▶ [Given task]: What is the number of lines in the entries that include the word "double"? Respond with the number only.

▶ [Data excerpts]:

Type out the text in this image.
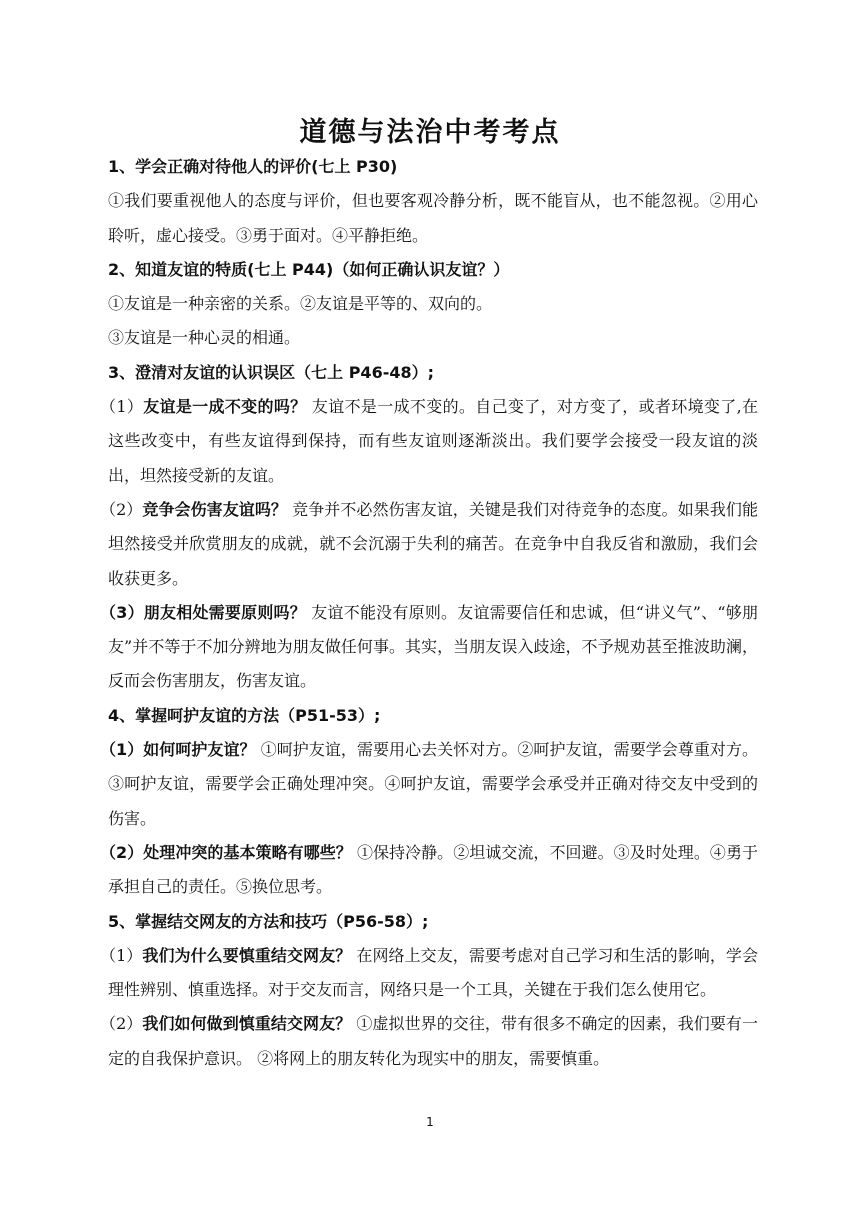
道德与法治中考考点

1、学会正确对待他人的评价(七上 P30)

①我们要重视他人的态度与评价，但也要客观冷静分析，既不能盲从，也不能忽视。②用心聆听，虚心接受。③勇于面对。④平静拒绝。

2、知道友谊的特质(七上 P44)（如何正确认识友谊？）

①友谊是一种亲密的关系。②友谊是平等的、双向的。

③友谊是一种心灵的相通。

3、澄清对友谊的认识误区（七上 P46-48）;

（1）友谊是一成不变的吗？ 友谊不是一成不变的。自己变了，对方变了，或者环境变了,在这些改变中，有些友谊得到保持，而有些友谊则逐渐淡出。我们要学会接受一段友谊的淡出，坦然接受新的友谊。

（2）竞争会伤害友谊吗？ 竞争并不必然伤害友谊，关键是我们对待竞争的态度。如果我们能坦然接受并欣赏朋友的成就，就不会沉溺于失利的痛苦。在竞争中自我反省和激励，我们会收获更多。

（3）朋友相处需要原则吗？ 友谊不能没有原则。友谊需要信任和忠诚，但“讲义气”、“够朋友”并不等于不加分辨地为朋友做任何事。其实，当朋友误入歧途，不予规劝甚至推波助澜，反而会伤害朋友，伤害友谊。

4、掌握呵护友谊的方法（P51-53）;

（1）如何呵护友谊？ ①呵护友谊，需要用心去关怀对方。②呵护友谊，需要学会尊重对方。③呵护友谊，需要学会正确处理冲突。④呵护友谊，需要学会承受并正确对待交友中受到的伤害。

（2）处理冲突的基本策略有哪些？ ①保持冷静。②坦诚交流，不回避。③及时处理。④勇于承担自己的责任。⑤换位思考。

5、掌握结交网友的方法和技巧（P56-58）;

（1）我们为什么要慎重结交网友？ 在网络上交友，需要考虑对自己学习和生活的影响，学会理性辨别、慎重选择。对于交友而言，网络只是一个工具，关键在于我们怎么使用它。

（2）我们如何做到慎重结交网友？ ①虚拟世界的交往，带有很多不确定的因素，我们要有一定的自我保护意识。 ②将网上的朋友转化为现实中的朋友，需要慎重。

1
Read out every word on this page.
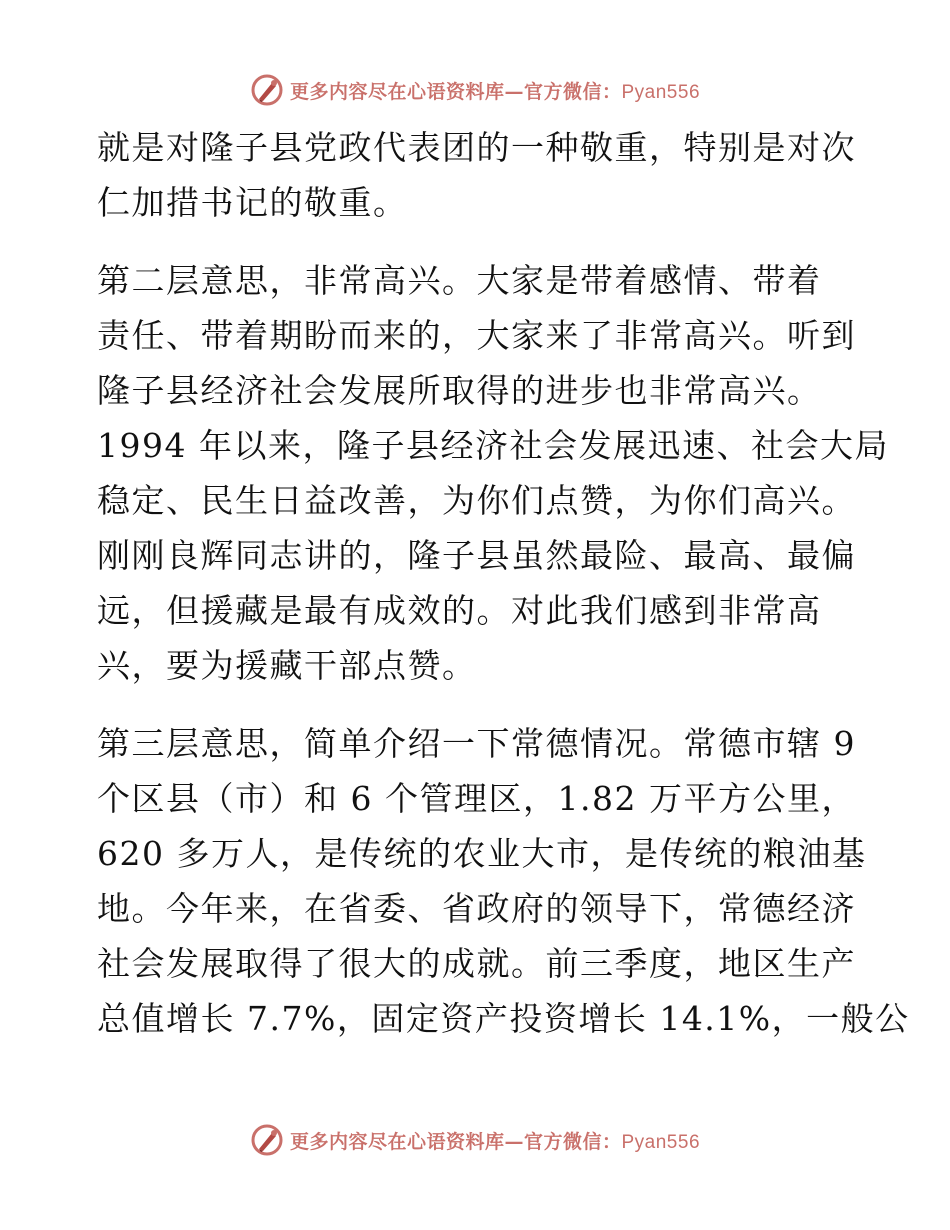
更多内容尽在心语资料库—官方微信：Pyan556
就是对隆子县党政代表团的一种敬重，特别是对次
仁加措书记的敬重。
第二层意思，非常高兴。大家是带着感情、带着
责任、带着期盼而来的，大家来了非常高兴。听到
隆子县经济社会发展所取得的进步也非常高兴。
1994 年以来，隆子县经济社会发展迅速、社会大局
稳定、民生日益改善，为你们点赞，为你们高兴。
刚刚良辉同志讲的，隆子县虽然最险、最高、最偏
远，但援藏是最有成效的。对此我们感到非常高
兴，要为援藏干部点赞。
第三层意思，简单介绍一下常德情况。常德市辖 9
个区县（市）和 6 个管理区，1.82 万平方公里，
620 多万人，是传统的农业大市，是传统的粮油基
地。今年来，在省委、省政府的领导下，常德经济
社会发展取得了很大的成就。前三季度，地区生产
总值增长 7.7%，固定资产投资增长 14.1%，一般公
更多内容尽在心语资料库—官方微信：Pyan556
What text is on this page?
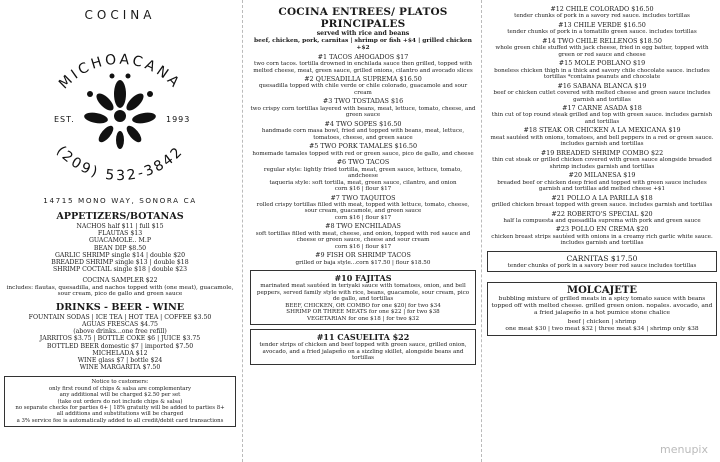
COCINA
MICHOACANA
(209) 532-3842
EST.	1993
14715 MONO WAY, SONORA CA
APPETIZERS/BOTANAS
NACHOS half $11 | full $15
FLAUTAS $13
GUACAMOLE.. M.P
BEAN DIP $8.50
GARLIC SHRIMP single $14 | double $20
BREADED SHRIMP single $13 | double $18
SHRIMP COCTAIL single $18 | double $23
COCINA SAMPLER $22
includes: flautas, quesadilla, and nachos topped with (one meat), guacamole, sour cream, pico de gallo and green sauce
DRINKS - BEER - WINE
FOUNTAIN SODAS | ICE TEA | HOT TEA | COFFEE $3.50
AGUAS FRESCAS $4.75
(above drinks...one free refill)
JARRITOS $3.75 | BOTTLE COKE $6 | JUICE $3.75
BOTTLED BEER domestic $7 | imported $7.50
MICHELADA $12
WINE glass $7 | bottle $24
WINE MARGARITA $7.50
Notice to customers:
only first round of chips & salsa are complementary
any additional will be charged $2.50 per set
(take out orders do not include chips & salsa)
no separate checks for parties 6+ | 18% gratuity will be added to parties 8+
all additions and substitutions will be charged
a 3% service fee is automatically added to all credit/debit card transactions
COCINA ENTREES/ PLATOS PRINCIPALES
served with rice and beans
beef, chicken, pork, carnitas | shrimp or fish +$4 | grilled chicken +$2
#1 TACOS AHOGADOS $17
two corn tacos. tortilla drowned in enchilada sauce then grilled, topped with melted cheese, meat, green sauce, grilled onions, cilantro and avocado slices
#2 QUESADILLA SUPREMA $16.50
quesadilla topped with chile verde or chile colorado, guacamole and sour cream
#3 TWO TOSTADAS $16
two crispy corn tortillas layered with beans, meat, lettuce, tomato, cheese, and green sauce
#4 TWO SOPES $16.50
handmade corn masa bowl, fried and topped with beans, meat, lettuce, tomatoes, cheese, and green sauce
#5 TWO PORK TAMALES $16.50
homemade tamales topped with red or green sauce, pico de gallo, and cheese
#6 TWO TACOS
regular style: lightly fried tortilla, meat, green sauce, lettuce, tomato, andcheese
taqueria style: soft tortilla, meat, green sauce, cilantro, and onion
corn $16 | flour $17
#7 TWO TAQUITOS
rolled crispy tortillas filled with meat, topped with lettuce, tomato, cheese, sour cream, guacamole, and green sauce
corn $16 | flour $17
#8 TWO ENCHILADAS
soft tortillas filled with meat, cheese, and onion, topped with red sauce and cheese or green sauce, cheese and sour cream
corn $16 | flour $17
#9 FISH OR SHRIMP TACOS
grilled or baja style...corn $17.50 | flour $18.50
#10 FAJITAS
marinated meat sautéed in teriyaki sauce with tomatoes, onion, and bell peppers, served family style with rice, beans, guacamole, sour cream, pico de gallo, and tortillas
BEEF, CHICKEN, OR COMBO for one $20| for two $34
SHRIMP OR THREE MEATS for one $22 | for two $38
VEGETARIAN for one $18 | for two $32
#11 CASUELITA $22
tender strips of chicken and beef topped with green sauce, grilled onion, avocado, and a fried jalapeño on a sizzling skillet, alongside beans and tortillas
#12 CHILE COLORADO $16.50
tender chunks of pork in a savory red sauce. includes tortillas
#13 CHILE VERDE $16.50
tender chunks of pork in a tomatillo green sauce. includes tortillas
#14 TWO CHILE RELLENOS $18.50
whole green chile stuffed with jack cheese, fried in egg batter, topped with green or red sauce and cheese
#15 MOLE POBLANO $19
boneless chicken thigh in a thick and savory chile chocolate sauce. includes tortillas *contains peanuts and chocolate
#16 SABANA BLANCA $19
beef or chicken cutlet covered with melted cheese and green sauce includes garnish and tortillas
#17 CARNE ASADA $18
thin cut of top round steak grilled and top with green sauce. includes garnish and tortillas
#18 STEAK OR CHICKEN A LA MEXICANA $19
meat sautéed with onions, tomatoes, and bell peppers in a red or green sauce. includes garnish and tortillas
#19 BREADED SHRIMP COMBO $22
thin cut steak or grilled chicken covered with green sauce alongside breaded shrimp includes garnish and tortillas
#20 MILANESA $19
breaded beef or chicken deep fried and topped with green sauce includes garnish and tortillas add melted cheese +$1
#21 POLLO A LA PARILLA $18
grilled chicken breast topped with green sauce. includes garnish and tortillas
#22 ROBERTO'S SPECIAL $20
half la compuesta and quesadilla suprema with pork and green sauce
#23 POLLO EN CREMA $20
chicken breast strips sautéed with onions in a creamy rich garlic white sauce. includes garnish and tortillas
CARNITAS $17.50
tender chunks of pork in a savory beer red sauce includes tortillas
MOLCAJETE
bubbling mixture of grilled meats in a spicy tomato sauce with beans topped off with melted cheese. grilled green onion. nopales. avocado, and a fried jalapeño in a hot pumice stone chalice
beef | chicken | shrimp
one meat $30 | two meat $32 | three meat $34 | shrimp only $38
menupix
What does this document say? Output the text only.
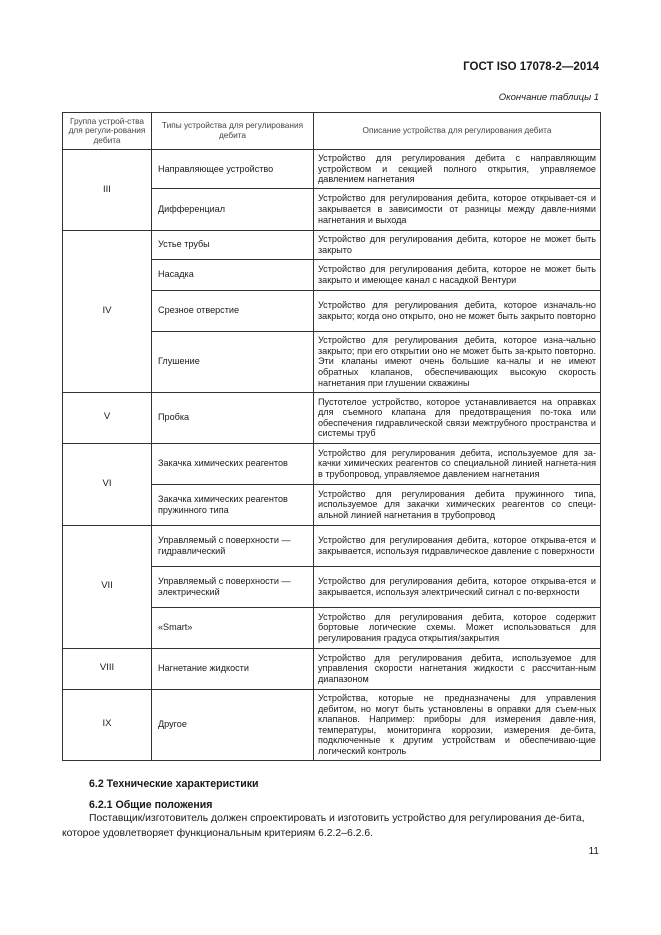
ГОСТ ISO 17078-2—2014
Окончание таблицы 1
Группа устрой-ства для регули-рования дебита	Типы устройства для регулирования дебита	Описание устройства для регулирования дебита
III	Направляющее устройство	Устройство для регулирования дебита с направляющим устройством и секцией полного открытия, управляемое давлением нагнетания
	Дифференциал	Устройство для регулирования дебита, которое открывает-ся и закрывается в зависимости от разницы между давле-ниями нагнетания и выхода
IV	Устье трубы	Устройство для регулирования дебита, которое не может быть закрыто
	Насадка	Устройство для регулирования дебита, которое не может быть закрыто и имеющее канал с насадкой Вентури
	Срезное отверстие	Устройство для регулирования дебита, которое изначаль-но закрыто; когда оно открыто, оно не может быть закрыто повторно
	Глушение	Устройство для регулирования дебита, которое изна-чально закрыто; при его открытии оно не может быть за-крыто повторно. Эти клапаны имеют очень большие ка-налы и не имеют обратных клапанов, обеспечивающих высокую скорость нагнетания при глушении скважины
V	Пробка	Пустотелое устройство, которое устанавливается на оправках для съемного клапана для предотвращения по-тока или обеспечения гидравлической связи межтрубного пространства и системы труб
VI	Закачка химических реагентов	Устройство для регулирования дебита, используемое для за-качки химических реагентов со специальной линией нагнета-ния в трубопровод, управляемое давлением нагнетания
	Закачка химических реагентов пружинного типа	Устройство для регулирования дебита пружинного типа, используемое для закачки химических реагентов со специ-альной линией нагнетания в трубопровод
VII	Управляемый с поверхности — гидравлический	Устройство для регулирования дебита, которое открыва-ется и закрывается, используя гидравлическое давление с поверхности
	Управляемый с поверхности — электрический	Устройство для регулирования дебита, которое открыва-ется и закрывается, используя электрический сигнал с по-верхности
	«Smart»	Устройство для регулирования дебита, которое содержит бортовые логические схемы. Может использоваться для регулирования градуса открытия/закрытия
VIII	Нагнетание жидкости	Устройство для регулирования дебита, используемое для управления скорости нагнетания жидкости с рассчитан-ным диапазоном
IX	Другое	Устройства, которые не предназначены для управления дебитом, но могут быть установлены в оправки для съем-ных клапанов. Например: приборы для измерения давле-ния, температуры, мониторинга коррозии, измерения де-бита, подключенные к другим устройствам и обеспечиваю-щие логический контроль
6.2 Технические характеристики
6.2.1 Общие положения
Поставщик/изготовитель должен спроектировать и изготовить устройство для регулирования де-бита, которое удовлетворяет функциональным критериям 6.2.2–6.2.6.
11
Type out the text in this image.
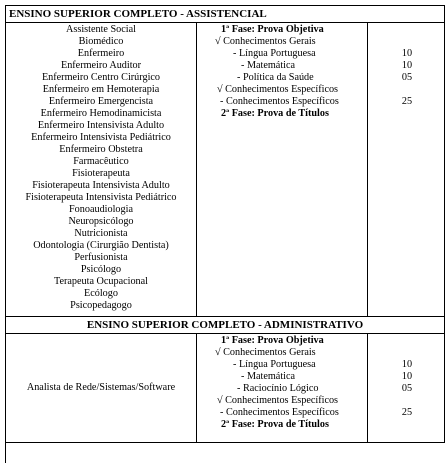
ENSINO SUPERIOR COMPLETO - ASSISTENCIAL
Assistente Social
Biomédico
Enfermeiro
Enfermeiro Auditor
Enfermeiro Centro Cirúrgico
Enfermeiro em Hemoterapia
Enfermeiro Emergencista
Enfermeiro Hemodinamicista
Enfermeiro Intensivista Adulto
Enfermeiro Intensivista Pediátrico
Enfermeiro Obstetra
Farmacêutico
Fisioterapeuta
Fisioterapeuta Intensivista Adulto
Fisioterapeuta Intensivista Pediátrico
Fonoaudiologia
Neuropsicólogo
Nutricionista
Odontologia (Cirurgião Dentista)
Perfusionista
Psicólogo
Terapeuta Ocupacional
Ecólogo
Psicopedagogo
1ª Fase: Prova Objetiva
√ Conhecimentos Gerais
- Língua Portuguesa
- Matemática
- Política da Saúde
√ Conhecimentos Específicos
- Conhecimentos Específicos
2ª Fase: Prova de Títulos
10
10
05
25
ENSINO SUPERIOR COMPLETO - ADMINISTRATIVO
Analista de Rede/Sistemas/Software
1ª Fase: Prova Objetiva
√ Conhecimentos Gerais
- Língua Portuguesa
- Matemática
- Raciocínio Lógico
√ Conhecimentos Específicos
- Conhecimentos Específicos
2ª Fase: Prova de Títulos
10
10
05
25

▶ [Solution for this task]: 3